→ **Your objective**:
Reproduce the records below in full and exactly, without their images.

→ **Records to use**:
======

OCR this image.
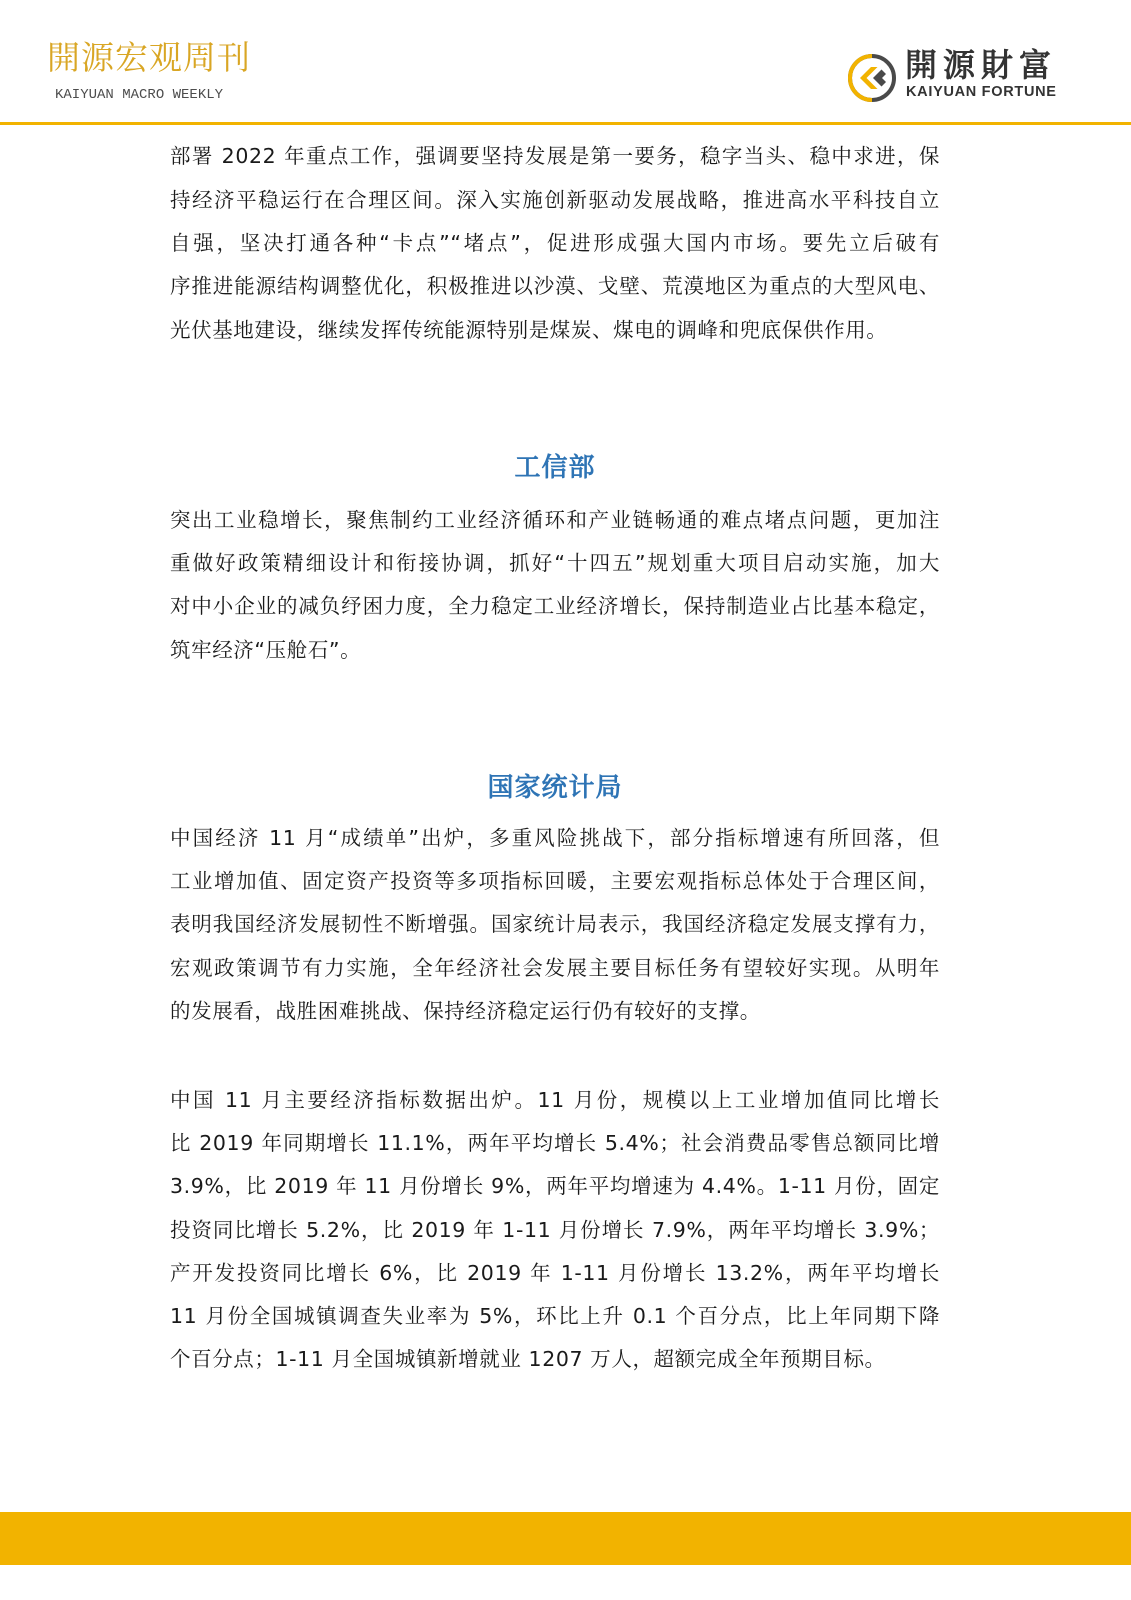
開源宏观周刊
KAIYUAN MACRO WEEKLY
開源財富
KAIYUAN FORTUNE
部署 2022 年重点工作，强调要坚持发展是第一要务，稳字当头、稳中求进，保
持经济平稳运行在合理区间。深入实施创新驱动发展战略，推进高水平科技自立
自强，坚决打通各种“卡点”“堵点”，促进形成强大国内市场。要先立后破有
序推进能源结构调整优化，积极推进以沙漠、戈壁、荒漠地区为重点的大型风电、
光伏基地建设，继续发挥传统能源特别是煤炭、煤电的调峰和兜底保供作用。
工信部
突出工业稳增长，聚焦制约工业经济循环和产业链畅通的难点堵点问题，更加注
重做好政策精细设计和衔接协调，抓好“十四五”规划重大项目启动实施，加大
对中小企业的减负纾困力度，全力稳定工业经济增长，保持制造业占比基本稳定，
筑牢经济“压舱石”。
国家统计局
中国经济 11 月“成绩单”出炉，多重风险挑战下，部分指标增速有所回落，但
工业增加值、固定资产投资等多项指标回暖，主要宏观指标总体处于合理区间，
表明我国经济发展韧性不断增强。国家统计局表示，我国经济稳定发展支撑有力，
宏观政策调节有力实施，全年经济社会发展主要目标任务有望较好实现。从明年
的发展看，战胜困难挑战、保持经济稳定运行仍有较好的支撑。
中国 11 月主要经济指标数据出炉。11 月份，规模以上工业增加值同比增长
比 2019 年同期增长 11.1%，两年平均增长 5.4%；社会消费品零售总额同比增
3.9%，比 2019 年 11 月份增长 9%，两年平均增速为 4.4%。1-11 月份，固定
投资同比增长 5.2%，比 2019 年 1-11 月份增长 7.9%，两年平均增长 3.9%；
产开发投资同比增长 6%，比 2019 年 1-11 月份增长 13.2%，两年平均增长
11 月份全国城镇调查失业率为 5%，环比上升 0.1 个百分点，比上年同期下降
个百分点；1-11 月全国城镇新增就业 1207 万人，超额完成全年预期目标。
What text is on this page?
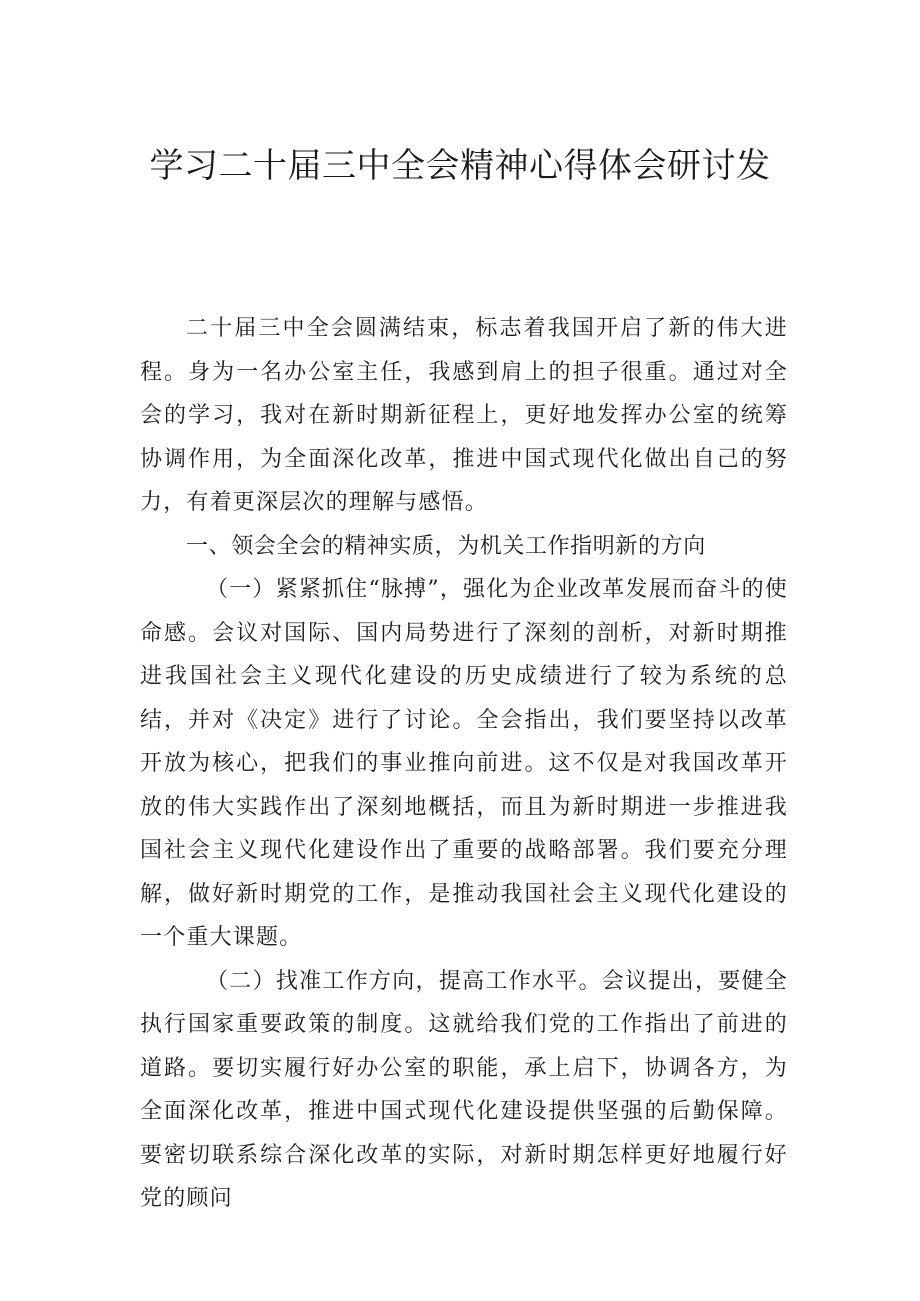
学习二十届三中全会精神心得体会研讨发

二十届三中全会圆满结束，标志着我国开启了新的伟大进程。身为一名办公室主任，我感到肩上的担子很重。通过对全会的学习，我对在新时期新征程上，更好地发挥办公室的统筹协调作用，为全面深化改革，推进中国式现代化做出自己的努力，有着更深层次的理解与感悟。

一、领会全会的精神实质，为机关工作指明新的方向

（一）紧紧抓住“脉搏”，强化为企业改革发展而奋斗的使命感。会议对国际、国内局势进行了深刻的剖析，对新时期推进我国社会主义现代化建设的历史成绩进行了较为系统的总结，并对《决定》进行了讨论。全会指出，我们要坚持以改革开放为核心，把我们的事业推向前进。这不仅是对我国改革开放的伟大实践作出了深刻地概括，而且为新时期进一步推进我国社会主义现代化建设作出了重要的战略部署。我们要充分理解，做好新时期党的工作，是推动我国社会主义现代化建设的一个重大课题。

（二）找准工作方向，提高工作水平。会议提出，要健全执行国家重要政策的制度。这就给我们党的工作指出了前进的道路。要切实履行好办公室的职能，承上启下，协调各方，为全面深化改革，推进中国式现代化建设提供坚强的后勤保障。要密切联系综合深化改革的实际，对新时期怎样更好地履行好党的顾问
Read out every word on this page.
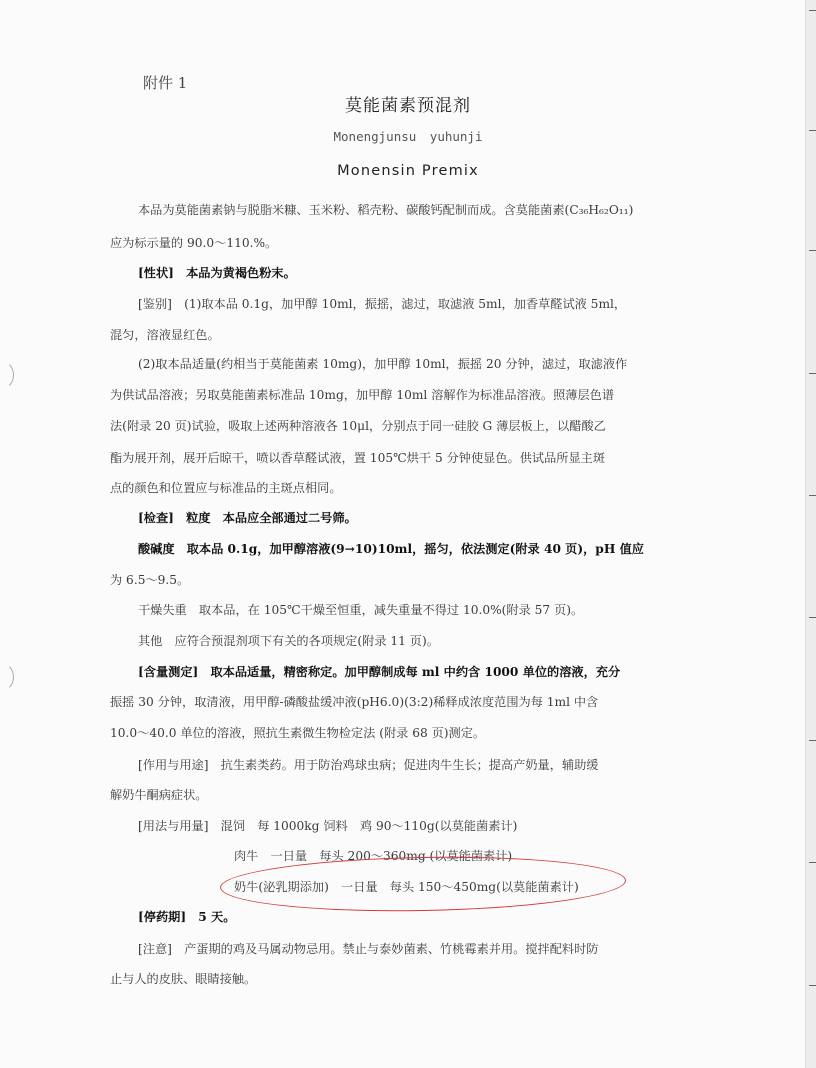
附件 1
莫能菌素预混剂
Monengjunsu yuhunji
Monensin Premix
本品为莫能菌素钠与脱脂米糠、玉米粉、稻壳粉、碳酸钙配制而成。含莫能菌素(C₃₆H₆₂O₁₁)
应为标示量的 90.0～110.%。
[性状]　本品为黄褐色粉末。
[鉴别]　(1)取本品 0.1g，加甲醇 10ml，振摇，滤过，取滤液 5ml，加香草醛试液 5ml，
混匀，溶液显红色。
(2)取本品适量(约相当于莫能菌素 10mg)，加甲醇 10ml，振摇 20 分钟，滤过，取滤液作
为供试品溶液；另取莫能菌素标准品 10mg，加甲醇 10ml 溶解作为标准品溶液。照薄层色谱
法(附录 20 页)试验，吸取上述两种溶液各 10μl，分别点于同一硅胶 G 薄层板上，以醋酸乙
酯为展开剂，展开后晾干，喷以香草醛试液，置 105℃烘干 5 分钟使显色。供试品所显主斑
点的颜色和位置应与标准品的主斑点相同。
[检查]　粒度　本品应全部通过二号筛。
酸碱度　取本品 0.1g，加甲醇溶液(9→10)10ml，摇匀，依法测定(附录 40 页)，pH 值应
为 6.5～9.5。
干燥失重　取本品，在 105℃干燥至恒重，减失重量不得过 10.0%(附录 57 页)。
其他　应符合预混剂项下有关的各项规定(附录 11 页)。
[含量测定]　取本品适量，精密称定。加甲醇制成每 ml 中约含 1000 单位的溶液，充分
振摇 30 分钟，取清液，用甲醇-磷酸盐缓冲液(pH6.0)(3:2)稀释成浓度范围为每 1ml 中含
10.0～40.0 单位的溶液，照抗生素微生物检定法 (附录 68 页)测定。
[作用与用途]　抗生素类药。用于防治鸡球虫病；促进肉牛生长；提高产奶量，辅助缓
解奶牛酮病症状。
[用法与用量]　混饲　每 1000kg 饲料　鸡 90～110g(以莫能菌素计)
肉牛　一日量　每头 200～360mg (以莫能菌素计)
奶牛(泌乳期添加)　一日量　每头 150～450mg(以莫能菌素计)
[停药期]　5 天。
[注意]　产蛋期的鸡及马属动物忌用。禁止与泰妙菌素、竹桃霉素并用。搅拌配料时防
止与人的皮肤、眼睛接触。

======

→ **Expected answer**:
OCR this image.
開源宏观周刊
KAIYUAN MACRO WEEKLY
開源財富
KAIYUAN FORTUNE
部署 2022 年重点工作，强调要坚持发展是第一要务，稳字当头、稳中求进，保
持经济平稳运行在合理区间。深入实施创新驱动发展战略，推进高水平科技自立
自强，坚决打通各种“卡点”“堵点”，促进形成强大国内市场。要先立后破有
序推进能源结构调整优化，积极推进以沙漠、戈壁、荒漠地区为重点的大型风电、
光伏基地建设，继续发挥传统能源特别是煤炭、煤电的调峰和兜底保供作用。
工信部
突出工业稳增长，聚焦制约工业经济循环和产业链畅通的难点堵点问题，更加注
重做好政策精细设计和衔接协调，抓好“十四五”规划重大项目启动实施，加大
对中小企业的减负纾困力度，全力稳定工业经济增长，保持制造业占比基本稳定，
筑牢经济“压舱石”。
国家统计局
中国经济 11 月“成绩单”出炉，多重风险挑战下，部分指标增速有所回落，但
工业增加值、固定资产投资等多项指标回暖，主要宏观指标总体处于合理区间，
表明我国经济发展韧性不断增强。国家统计局表示，我国经济稳定发展支撑有力，
宏观政策调节有力实施，全年经济社会发展主要目标任务有望较好实现。从明年
的发展看，战胜困难挑战、保持经济稳定运行仍有较好的支撑。
中国 11 月主要经济指标数据出炉。11 月份，规模以上工业增加值同比增长
比 2019 年同期增长 11.1%，两年平均增长 5.4%；社会消费品零售总额同比增
3.9%，比 2019 年 11 月份增长 9%，两年平均增速为 4.4%。1-11 月份，固定
投资同比增长 5.2%，比 2019 年 1-11 月份增长 7.9%，两年平均增长 3.9%；
产开发投资同比增长 6%，比 2019 年 1-11 月份增长 13.2%，两年平均增长
11 月份全国城镇调查失业率为 5%，环比上升 0.1 个百分点，比上年同期下降
个百分点；1-11 月全国城镇新增就业 1207 万人，超额完成全年预期目标。
What text is on this page?
学习二十届三中全会精神心得体会研讨发

二十届三中全会圆满结束，标志着我国开启了新的伟大进程。身为一名办公室主任，我感到肩上的担子很重。通过对全会的学习，我对在新时期新征程上，更好地发挥办公室的统筹协调作用，为全面深化改革，推进中国式现代化做出自己的努力，有着更深层次的理解与感悟。

一、领会全会的精神实质，为机关工作指明新的方向

（一）紧紧抓住“脉搏”，强化为企业改革发展而奋斗的使命感。会议对国际、国内局势进行了深刻的剖析，对新时期推进我国社会主义现代化建设的历史成绩进行了较为系统的总结，并对《决定》进行了讨论。全会指出，我们要坚持以改革开放为核心，把我们的事业推向前进。这不仅是对我国改革开放的伟大实践作出了深刻地概括，而且为新时期进一步推进我国社会主义现代化建设作出了重要的战略部署。我们要充分理解，做好新时期党的工作，是推动我国社会主义现代化建设的一个重大课题。

（二）找准工作方向，提高工作水平。会议提出，要健全执行国家重要政策的制度。这就给我们党的工作指出了前进的道路。要切实履行好办公室的职能，承上启下，协调各方，为全面深化改革，推进中国式现代化建设提供坚强的后勤保障。要密切联系综合深化改革的实际，对新时期怎样更好地履行好党的顾问
Read out every word on this page.
附件 1
莫能菌素预混剂
Monengjunsu yuhunji
Monensin Premix
本品为莫能菌素钠与脱脂米糠、玉米粉、稻壳粉、碳酸钙配制而成。含莫能菌素(C₃₆H₆₂O₁₁)
应为标示量的 90.0～110.%。
[性状]　本品为黄褐色粉末。
[鉴别]　(1)取本品 0.1g，加甲醇 10ml，振摇，滤过，取滤液 5ml，加香草醛试液 5ml，
混匀，溶液显红色。
(2)取本品适量(约相当于莫能菌素 10mg)，加甲醇 10ml，振摇 20 分钟，滤过，取滤液作
为供试品溶液；另取莫能菌素标准品 10mg，加甲醇 10ml 溶解作为标准品溶液。照薄层色谱
法(附录 20 页)试验，吸取上述两种溶液各 10μl，分别点于同一硅胶 G 薄层板上，以醋酸乙
酯为展开剂，展开后晾干，喷以香草醛试液，置 105℃烘干 5 分钟使显色。供试品所显主斑
点的颜色和位置应与标准品的主斑点相同。
[检查]　粒度　本品应全部通过二号筛。
酸碱度　取本品 0.1g，加甲醇溶液(9→10)10ml，摇匀，依法测定(附录 40 页)，pH 值应
为 6.5～9.5。
干燥失重　取本品，在 105℃干燥至恒重，减失重量不得过 10.0%(附录 57 页)。
其他　应符合预混剂项下有关的各项规定(附录 11 页)。
[含量测定]　取本品适量，精密称定。加甲醇制成每 ml 中约含 1000 单位的溶液，充分
振摇 30 分钟，取清液，用甲醇-磷酸盐缓冲液(pH6.0)(3:2)稀释成浓度范围为每 1ml 中含
10.0～40.0 单位的溶液，照抗生素微生物检定法 (附录 68 页)测定。
[作用与用途]　抗生素类药。用于防治鸡球虫病；促进肉牛生长；提高产奶量，辅助缓
解奶牛酮病症状。
[用法与用量]　混饲　每 1000kg 饲料　鸡 90～110g(以莫能菌素计)
肉牛　一日量　每头 200～360mg (以莫能菌素计)
奶牛(泌乳期添加)　一日量　每头 150～450mg(以莫能菌素计)
[停药期]　5 天。
[注意]　产蛋期的鸡及马属动物忌用。禁止与泰妙菌素、竹桃霉素并用。搅拌配料时防
止与人的皮肤、眼睛接触。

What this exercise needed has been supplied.